*** Extracted data ***

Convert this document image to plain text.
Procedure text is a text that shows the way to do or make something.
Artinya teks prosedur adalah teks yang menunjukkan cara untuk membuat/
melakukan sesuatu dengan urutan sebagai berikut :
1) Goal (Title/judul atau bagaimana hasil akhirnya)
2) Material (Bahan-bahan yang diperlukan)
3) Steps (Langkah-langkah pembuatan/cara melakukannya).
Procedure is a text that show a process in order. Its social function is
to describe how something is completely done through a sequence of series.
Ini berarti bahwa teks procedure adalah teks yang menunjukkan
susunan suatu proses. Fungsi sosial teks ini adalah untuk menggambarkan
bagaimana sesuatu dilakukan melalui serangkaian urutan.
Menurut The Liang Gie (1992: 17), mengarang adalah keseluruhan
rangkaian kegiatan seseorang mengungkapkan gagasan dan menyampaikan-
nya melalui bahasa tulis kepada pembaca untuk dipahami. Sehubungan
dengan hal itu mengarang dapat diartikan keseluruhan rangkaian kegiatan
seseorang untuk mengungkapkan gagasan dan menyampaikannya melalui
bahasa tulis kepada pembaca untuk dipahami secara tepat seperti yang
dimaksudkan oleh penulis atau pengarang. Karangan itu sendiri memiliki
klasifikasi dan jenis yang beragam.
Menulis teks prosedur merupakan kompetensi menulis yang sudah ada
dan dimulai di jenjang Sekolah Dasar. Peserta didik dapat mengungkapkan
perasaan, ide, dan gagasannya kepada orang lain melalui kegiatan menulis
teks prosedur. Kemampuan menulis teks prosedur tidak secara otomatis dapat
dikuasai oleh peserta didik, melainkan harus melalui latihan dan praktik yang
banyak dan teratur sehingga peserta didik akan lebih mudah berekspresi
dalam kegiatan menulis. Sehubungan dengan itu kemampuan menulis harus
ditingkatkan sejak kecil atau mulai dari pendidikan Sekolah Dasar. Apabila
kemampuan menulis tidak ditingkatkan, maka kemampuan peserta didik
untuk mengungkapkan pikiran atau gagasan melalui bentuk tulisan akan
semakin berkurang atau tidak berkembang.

***

#### Written request:
Among the records above, find each line holding the string "pembaca" and pull it out.

#### Solution to the exercise:
nya melalui bahasa tulis kepada pembaca untuk dipahami. Sehubungan
bahasa tulis kepada pembaca untuk dipahami secara tepat seperti yang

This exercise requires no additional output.